Provided data:

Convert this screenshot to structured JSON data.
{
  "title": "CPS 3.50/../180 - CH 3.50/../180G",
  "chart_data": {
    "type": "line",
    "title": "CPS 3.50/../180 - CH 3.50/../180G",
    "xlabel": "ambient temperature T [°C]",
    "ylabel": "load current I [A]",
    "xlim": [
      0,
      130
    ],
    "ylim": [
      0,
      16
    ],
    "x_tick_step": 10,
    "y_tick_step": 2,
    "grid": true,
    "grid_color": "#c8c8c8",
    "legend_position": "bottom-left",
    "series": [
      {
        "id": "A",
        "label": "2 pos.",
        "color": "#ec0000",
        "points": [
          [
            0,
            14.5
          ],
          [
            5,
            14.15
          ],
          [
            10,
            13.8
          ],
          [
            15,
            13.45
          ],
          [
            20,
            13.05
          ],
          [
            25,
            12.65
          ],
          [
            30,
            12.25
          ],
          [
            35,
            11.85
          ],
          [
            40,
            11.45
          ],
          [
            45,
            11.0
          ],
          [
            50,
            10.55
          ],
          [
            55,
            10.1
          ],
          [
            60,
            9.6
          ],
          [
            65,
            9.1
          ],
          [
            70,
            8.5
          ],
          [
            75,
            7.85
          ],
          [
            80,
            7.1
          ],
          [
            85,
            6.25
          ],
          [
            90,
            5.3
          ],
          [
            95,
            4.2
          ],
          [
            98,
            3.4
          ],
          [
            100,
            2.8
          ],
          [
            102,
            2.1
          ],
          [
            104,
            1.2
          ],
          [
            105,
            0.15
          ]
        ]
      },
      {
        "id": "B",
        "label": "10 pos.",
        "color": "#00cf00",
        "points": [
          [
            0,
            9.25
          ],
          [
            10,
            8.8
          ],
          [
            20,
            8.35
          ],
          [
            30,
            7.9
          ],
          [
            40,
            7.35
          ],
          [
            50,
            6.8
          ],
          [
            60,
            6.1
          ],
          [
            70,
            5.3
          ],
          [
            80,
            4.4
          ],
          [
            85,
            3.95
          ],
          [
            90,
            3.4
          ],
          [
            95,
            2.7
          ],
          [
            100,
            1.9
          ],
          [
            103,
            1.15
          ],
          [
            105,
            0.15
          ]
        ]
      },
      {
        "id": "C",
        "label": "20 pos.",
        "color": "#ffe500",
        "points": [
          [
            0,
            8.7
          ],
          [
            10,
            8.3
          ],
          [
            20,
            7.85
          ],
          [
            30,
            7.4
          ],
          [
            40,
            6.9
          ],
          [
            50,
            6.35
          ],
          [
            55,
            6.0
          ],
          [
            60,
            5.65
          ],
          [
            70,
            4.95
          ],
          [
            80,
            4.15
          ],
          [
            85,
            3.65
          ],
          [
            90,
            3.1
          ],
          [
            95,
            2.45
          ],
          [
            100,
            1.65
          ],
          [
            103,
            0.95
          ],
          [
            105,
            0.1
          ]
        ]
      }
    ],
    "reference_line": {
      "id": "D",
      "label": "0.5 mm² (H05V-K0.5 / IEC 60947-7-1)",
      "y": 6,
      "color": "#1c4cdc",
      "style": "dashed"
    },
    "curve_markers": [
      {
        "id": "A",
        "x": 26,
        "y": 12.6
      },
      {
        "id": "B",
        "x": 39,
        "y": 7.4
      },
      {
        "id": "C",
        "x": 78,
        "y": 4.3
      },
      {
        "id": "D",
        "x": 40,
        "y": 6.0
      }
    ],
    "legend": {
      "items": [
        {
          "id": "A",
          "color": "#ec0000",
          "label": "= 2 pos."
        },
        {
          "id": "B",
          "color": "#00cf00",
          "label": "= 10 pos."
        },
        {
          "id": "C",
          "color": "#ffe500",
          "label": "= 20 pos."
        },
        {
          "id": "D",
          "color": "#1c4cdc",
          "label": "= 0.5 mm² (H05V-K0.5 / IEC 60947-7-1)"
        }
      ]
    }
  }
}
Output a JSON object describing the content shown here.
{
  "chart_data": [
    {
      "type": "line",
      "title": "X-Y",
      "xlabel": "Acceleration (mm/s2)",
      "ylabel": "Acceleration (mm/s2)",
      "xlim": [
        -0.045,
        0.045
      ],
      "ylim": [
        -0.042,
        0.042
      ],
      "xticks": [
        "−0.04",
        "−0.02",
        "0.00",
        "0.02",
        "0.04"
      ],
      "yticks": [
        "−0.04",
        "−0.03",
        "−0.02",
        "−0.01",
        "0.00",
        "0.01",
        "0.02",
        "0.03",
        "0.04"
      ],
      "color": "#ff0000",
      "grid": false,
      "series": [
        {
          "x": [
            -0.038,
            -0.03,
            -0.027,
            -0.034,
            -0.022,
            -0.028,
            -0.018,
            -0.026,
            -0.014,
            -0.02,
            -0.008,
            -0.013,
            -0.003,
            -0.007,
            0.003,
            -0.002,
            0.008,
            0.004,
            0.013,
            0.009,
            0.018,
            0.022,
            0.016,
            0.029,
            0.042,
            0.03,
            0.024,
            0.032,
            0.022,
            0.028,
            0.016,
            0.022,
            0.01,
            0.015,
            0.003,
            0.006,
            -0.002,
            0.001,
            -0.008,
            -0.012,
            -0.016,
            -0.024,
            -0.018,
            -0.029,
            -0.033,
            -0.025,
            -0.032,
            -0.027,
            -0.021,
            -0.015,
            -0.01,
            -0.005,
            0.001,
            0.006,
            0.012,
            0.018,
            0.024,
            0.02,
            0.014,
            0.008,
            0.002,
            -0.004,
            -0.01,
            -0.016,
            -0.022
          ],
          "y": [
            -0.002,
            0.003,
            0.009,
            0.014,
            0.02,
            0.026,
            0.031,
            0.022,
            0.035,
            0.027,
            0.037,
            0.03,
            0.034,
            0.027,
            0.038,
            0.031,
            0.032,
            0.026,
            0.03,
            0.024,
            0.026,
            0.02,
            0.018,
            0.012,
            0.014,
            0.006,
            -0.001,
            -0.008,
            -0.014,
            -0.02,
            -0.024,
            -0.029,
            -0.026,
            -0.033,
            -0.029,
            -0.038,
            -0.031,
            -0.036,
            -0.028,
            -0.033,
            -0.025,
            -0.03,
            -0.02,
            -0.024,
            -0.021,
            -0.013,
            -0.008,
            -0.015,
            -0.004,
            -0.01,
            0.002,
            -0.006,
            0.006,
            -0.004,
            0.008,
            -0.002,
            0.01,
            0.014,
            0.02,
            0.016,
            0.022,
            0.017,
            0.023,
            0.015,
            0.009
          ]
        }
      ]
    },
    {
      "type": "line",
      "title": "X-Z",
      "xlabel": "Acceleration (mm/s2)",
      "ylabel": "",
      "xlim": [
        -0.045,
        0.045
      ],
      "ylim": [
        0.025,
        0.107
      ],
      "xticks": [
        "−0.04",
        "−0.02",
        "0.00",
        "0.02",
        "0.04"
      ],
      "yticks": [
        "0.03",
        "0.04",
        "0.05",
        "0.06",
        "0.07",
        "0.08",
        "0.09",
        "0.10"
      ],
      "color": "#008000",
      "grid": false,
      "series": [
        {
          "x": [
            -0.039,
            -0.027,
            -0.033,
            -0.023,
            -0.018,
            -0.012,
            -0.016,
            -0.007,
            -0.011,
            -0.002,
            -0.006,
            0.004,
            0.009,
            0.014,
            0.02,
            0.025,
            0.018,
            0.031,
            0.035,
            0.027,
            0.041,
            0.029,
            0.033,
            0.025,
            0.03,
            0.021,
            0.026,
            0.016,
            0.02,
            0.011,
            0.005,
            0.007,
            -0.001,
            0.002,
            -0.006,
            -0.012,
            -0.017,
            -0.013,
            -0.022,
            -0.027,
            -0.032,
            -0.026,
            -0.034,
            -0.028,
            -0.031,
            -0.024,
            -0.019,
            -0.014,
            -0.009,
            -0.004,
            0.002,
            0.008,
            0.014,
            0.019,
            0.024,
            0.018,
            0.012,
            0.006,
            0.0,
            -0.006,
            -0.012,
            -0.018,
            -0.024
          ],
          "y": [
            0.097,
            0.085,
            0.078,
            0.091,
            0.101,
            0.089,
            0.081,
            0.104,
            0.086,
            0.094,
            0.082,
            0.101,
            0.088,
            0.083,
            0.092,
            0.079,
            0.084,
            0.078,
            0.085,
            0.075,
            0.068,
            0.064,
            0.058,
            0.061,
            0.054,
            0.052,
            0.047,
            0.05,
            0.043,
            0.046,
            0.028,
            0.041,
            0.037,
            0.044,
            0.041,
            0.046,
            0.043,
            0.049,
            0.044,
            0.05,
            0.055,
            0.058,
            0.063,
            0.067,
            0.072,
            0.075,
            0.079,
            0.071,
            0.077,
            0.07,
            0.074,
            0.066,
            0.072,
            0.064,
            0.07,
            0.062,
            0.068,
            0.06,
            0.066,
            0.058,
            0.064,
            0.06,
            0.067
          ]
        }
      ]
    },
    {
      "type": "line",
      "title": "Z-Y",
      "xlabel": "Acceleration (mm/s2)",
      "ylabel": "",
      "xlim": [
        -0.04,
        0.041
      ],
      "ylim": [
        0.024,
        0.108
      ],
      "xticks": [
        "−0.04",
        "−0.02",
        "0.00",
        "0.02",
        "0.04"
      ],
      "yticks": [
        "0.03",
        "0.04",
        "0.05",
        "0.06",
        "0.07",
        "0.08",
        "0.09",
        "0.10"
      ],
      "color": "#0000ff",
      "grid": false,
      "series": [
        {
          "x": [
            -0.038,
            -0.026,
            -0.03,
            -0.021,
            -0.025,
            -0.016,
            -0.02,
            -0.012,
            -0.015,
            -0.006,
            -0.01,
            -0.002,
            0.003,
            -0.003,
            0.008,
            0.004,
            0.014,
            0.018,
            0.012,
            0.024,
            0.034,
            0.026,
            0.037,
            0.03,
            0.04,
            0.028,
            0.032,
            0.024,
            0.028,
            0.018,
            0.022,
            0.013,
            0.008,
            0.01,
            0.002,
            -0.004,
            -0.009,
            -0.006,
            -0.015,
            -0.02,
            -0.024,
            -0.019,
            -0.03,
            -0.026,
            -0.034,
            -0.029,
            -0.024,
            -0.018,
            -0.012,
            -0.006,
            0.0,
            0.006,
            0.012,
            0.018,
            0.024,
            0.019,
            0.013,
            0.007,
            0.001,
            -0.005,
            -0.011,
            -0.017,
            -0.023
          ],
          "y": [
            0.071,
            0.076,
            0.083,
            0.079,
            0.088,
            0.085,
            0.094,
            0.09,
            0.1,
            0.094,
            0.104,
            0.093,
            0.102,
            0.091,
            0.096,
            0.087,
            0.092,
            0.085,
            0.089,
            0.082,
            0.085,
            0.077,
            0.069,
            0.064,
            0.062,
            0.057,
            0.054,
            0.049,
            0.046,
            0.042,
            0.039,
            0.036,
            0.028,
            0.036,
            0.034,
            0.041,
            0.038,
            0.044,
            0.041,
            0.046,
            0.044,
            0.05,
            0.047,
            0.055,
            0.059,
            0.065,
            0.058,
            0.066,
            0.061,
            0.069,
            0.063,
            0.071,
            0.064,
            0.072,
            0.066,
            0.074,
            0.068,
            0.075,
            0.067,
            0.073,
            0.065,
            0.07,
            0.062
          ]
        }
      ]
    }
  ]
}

Task prompt: Reproduce each line of the entries in which the word "title" is found.

Task result:
  "title": "CPS 3.50/../180 - CH 3.50/../180G",
    "title": "CPS 3.50/../180 - CH 3.50/../180G",
      "title": "X-Y",
      "title": "X-Z",
      "title": "Z-Y",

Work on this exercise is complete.